[Dataset items]

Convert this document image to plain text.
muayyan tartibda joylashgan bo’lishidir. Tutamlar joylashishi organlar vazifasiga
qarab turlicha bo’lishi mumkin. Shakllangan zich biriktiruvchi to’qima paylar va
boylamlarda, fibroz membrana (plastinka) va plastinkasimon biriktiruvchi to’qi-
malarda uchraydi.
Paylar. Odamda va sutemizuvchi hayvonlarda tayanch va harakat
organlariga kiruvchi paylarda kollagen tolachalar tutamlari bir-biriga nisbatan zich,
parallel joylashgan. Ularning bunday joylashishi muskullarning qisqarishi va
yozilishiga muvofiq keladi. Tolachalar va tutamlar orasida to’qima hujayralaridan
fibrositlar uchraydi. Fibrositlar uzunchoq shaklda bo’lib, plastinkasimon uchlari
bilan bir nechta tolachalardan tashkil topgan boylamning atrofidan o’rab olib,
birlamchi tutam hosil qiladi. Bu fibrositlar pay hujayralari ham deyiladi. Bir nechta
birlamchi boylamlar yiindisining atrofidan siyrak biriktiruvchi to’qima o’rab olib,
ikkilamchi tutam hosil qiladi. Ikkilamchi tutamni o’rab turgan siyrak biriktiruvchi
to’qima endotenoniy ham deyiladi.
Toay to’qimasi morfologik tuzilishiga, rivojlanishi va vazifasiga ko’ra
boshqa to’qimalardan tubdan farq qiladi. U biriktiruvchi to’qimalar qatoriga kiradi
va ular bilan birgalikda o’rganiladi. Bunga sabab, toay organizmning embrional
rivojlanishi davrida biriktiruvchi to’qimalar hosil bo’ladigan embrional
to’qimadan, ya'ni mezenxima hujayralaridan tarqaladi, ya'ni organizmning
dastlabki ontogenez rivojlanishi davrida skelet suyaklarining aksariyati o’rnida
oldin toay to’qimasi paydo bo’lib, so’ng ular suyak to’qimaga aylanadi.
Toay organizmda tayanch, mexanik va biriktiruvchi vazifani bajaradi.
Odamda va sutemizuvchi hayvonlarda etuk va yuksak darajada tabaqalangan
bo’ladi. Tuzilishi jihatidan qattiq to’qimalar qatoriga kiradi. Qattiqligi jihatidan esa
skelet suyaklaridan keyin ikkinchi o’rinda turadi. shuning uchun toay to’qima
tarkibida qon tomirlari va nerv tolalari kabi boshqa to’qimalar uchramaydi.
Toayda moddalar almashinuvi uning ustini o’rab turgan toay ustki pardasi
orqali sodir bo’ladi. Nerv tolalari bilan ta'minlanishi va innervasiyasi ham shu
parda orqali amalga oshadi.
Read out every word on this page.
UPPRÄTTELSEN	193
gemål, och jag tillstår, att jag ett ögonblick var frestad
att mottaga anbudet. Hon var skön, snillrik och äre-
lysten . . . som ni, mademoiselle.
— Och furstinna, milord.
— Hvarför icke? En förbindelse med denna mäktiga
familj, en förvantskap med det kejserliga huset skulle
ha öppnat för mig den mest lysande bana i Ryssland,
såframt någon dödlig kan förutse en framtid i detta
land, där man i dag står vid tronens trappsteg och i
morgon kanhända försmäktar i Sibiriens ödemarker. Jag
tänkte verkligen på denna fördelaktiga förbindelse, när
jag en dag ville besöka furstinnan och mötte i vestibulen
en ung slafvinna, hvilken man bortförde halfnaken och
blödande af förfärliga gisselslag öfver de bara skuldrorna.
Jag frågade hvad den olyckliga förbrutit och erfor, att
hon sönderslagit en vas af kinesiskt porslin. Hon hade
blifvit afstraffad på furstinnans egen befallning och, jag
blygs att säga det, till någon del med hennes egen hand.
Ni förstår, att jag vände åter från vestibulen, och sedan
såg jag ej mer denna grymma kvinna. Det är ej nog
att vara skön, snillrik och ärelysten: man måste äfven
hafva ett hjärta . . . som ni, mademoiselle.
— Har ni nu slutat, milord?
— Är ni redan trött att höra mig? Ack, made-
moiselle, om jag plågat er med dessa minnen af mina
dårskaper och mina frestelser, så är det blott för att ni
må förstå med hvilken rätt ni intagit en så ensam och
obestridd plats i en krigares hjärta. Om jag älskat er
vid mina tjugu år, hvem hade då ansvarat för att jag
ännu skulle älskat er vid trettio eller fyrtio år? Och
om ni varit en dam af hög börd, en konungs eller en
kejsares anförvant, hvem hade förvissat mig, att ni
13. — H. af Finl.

» **Given exercise**
Set down all of the data above, word for word.

» **Exercise output**
Convert this document image to plain text.
muayyan tartibda joylashgan bo’lishidir. Tutamlar joylashishi organlar vazifasiga
qarab turlicha bo’lishi mumkin. Shakllangan zich biriktiruvchi to’qima paylar va
boylamlarda, fibroz membrana (plastinka) va plastinkasimon biriktiruvchi to’qi-
malarda uchraydi.
Paylar. Odamda va sutemizuvchi hayvonlarda tayanch va harakat
organlariga kiruvchi paylarda kollagen tolachalar tutamlari bir-biriga nisbatan zich,
parallel joylashgan. Ularning bunday joylashishi muskullarning qisqarishi va
yozilishiga muvofiq keladi. Tolachalar va tutamlar orasida to’qima hujayralaridan
fibrositlar uchraydi. Fibrositlar uzunchoq shaklda bo’lib, plastinkasimon uchlari
bilan bir nechta tolachalardan tashkil topgan boylamning atrofidan o’rab olib,
birlamchi tutam hosil qiladi. Bu fibrositlar pay hujayralari ham deyiladi. Bir nechta
birlamchi boylamlar yiindisining atrofidan siyrak biriktiruvchi to’qima o’rab olib,
ikkilamchi tutam hosil qiladi. Ikkilamchi tutamni o’rab turgan siyrak biriktiruvchi
to’qima endotenoniy ham deyiladi.
Toay to’qimasi morfologik tuzilishiga, rivojlanishi va vazifasiga ko’ra
boshqa to’qimalardan tubdan farq qiladi. U biriktiruvchi to’qimalar qatoriga kiradi
va ular bilan birgalikda o’rganiladi. Bunga sabab, toay organizmning embrional
rivojlanishi davrida biriktiruvchi to’qimalar hosil bo’ladigan embrional
to’qimadan, ya'ni mezenxima hujayralaridan tarqaladi, ya'ni organizmning
dastlabki ontogenez rivojlanishi davrida skelet suyaklarining aksariyati o’rnida
oldin toay to’qimasi paydo bo’lib, so’ng ular suyak to’qimaga aylanadi.
Toay organizmda tayanch, mexanik va biriktiruvchi vazifani bajaradi.
Odamda va sutemizuvchi hayvonlarda etuk va yuksak darajada tabaqalangan
bo’ladi. Tuzilishi jihatidan qattiq to’qimalar qatoriga kiradi. Qattiqligi jihatidan esa
skelet suyaklaridan keyin ikkinchi o’rinda turadi. shuning uchun toay to’qima
tarkibida qon tomirlari va nerv tolalari kabi boshqa to’qimalar uchramaydi.
Toayda moddalar almashinuvi uning ustini o’rab turgan toay ustki pardasi
orqali sodir bo’ladi. Nerv tolalari bilan ta'minlanishi va innervasiyasi ham shu
parda orqali amalga oshadi.
Read out every word on this page.
UPPRÄTTELSEN	193
gemål, och jag tillstår, att jag ett ögonblick var frestad
att mottaga anbudet. Hon var skön, snillrik och äre-
lysten . . . som ni, mademoiselle.
— Och furstinna, milord.
— Hvarför icke? En förbindelse med denna mäktiga
familj, en förvantskap med det kejserliga huset skulle
ha öppnat för mig den mest lysande bana i Ryssland,
såframt någon dödlig kan förutse en framtid i detta
land, där man i dag står vid tronens trappsteg och i
morgon kanhända försmäktar i Sibiriens ödemarker. Jag
tänkte verkligen på denna fördelaktiga förbindelse, när
jag en dag ville besöka furstinnan och mötte i vestibulen
en ung slafvinna, hvilken man bortförde halfnaken och
blödande af förfärliga gisselslag öfver de bara skuldrorna.
Jag frågade hvad den olyckliga förbrutit och erfor, att
hon sönderslagit en vas af kinesiskt porslin. Hon hade
blifvit afstraffad på furstinnans egen befallning och, jag
blygs att säga det, till någon del med hennes egen hand.
Ni förstår, att jag vände åter från vestibulen, och sedan
såg jag ej mer denna grymma kvinna. Det är ej nog
att vara skön, snillrik och ärelysten: man måste äfven
hafva ett hjärta . . . som ni, mademoiselle.
— Har ni nu slutat, milord?
— Är ni redan trött att höra mig? Ack, made-
moiselle, om jag plågat er med dessa minnen af mina
dårskaper och mina frestelser, så är det blott för att ni
må förstå med hvilken rätt ni intagit en så ensam och
obestridd plats i en krigares hjärta. Om jag älskat er
vid mina tjugu år, hvem hade då ansvarat för att jag
ännu skulle älskat er vid trettio eller fyrtio år? Och
om ni varit en dam af hög börd, en konungs eller en
kejsares anförvant, hvem hade förvissat mig, att ni
13. — H. af Finl.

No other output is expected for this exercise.